Copy out the lines that have "tildeverse" in them.

##### Records provided

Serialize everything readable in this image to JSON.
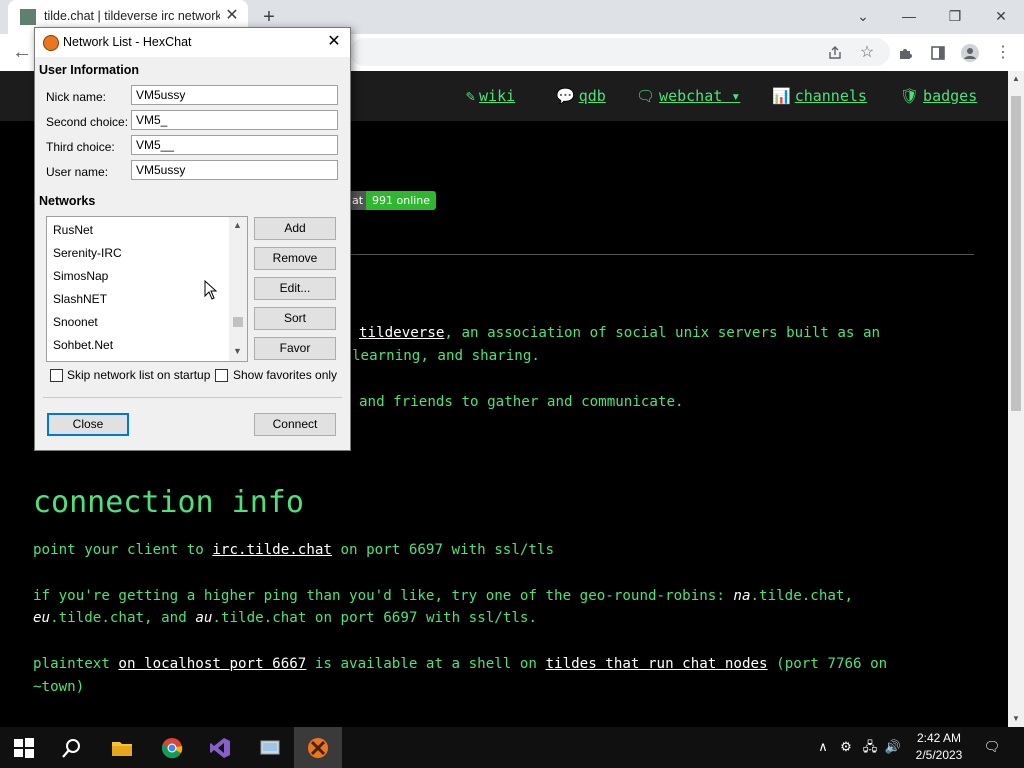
{
  "browser": {
    "tab_title": "tilde.chat | tildeverse irc network",
    "tab_close": "✕",
    "new_tab": "+",
    "back": "←",
    "window_controls": {
      "minimize": "—",
      "restore": "❐",
      "close": "✕",
      "dropdown": "⌄"
    }
  },
  "nav": {
    "wiki": "wiki",
    "qdb": "qdb",
    "webchat": "webchat",
    "channels": "channels",
    "badges": "badges"
  },
  "page": {
    "badge_left": "at",
    "badge_right": "991 online",
    "para1_tail_link": "tildeverse",
    "para1_tail_text": ", an association of social unix servers built as an",
    "para1_line2": "learning, and sharing.",
    "para2_line": "and friends to gather and communicate.",
    "connection_heading": "connection info",
    "point_pre": "point your client to ",
    "point_link": "irc.tilde.chat",
    "point_post": " on port 6697 with ssl/tls",
    "ping_pre": "if you're getting a higher ping than you'd like, try one of the geo-round-robins: ",
    "ping_na": "na",
    "ping_na_post": ".tilde.chat,",
    "ping_eu": "eu",
    "ping_eu_post": ".tilde.chat, and ",
    "ping_au": "au",
    "ping_au_post": ".tilde.chat on port 6697 with ssl/tls.",
    "plain_pre": "plaintext ",
    "plain_link1": "on localhost port 6667",
    "plain_mid": " is available at a shell on ",
    "plain_link2": "tildes that run chat nodes",
    "plain_post": " (port 7766 on",
    "plain_line2": "~town)"
  },
  "dialog": {
    "title": "Network List - HexChat",
    "close_glyph": "✕",
    "user_info_heading": "User Information",
    "nick_label": "Nick name:",
    "nick_value": "VM5ussy",
    "second_label": "Second choice:",
    "second_value": "VM5_",
    "third_label": "Third choice:",
    "third_value": "VM5__",
    "user_label": "User name:",
    "user_value": "VM5ussy",
    "networks_heading": "Networks",
    "networks": [
      "RusNet",
      "Serenity-IRC",
      "SimosNap",
      "SlashNET",
      "Snoonet",
      "Sohbet.Net"
    ],
    "buttons": {
      "add": "Add",
      "remove": "Remove",
      "edit": "Edit...",
      "sort": "Sort",
      "favor": "Favor"
    },
    "skip_label": "Skip network list on startup",
    "skip_checked": false,
    "favorites_label": "Show favorites only",
    "favorites_checked": false,
    "close_button": "Close",
    "connect_button": "Connect"
  },
  "taskbar": {
    "time": "2:42 AM",
    "date": "2/5/2023"
  },
  "colors": {
    "accent_green": "#4be27a",
    "online_green": "#2fb72f",
    "focus_blue": "#0078d7"
  }
}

##########

**Response to this exercise:**
    "tab_title": "tilde.chat | tildeverse irc network",
    "para1_tail_link": "tildeverse",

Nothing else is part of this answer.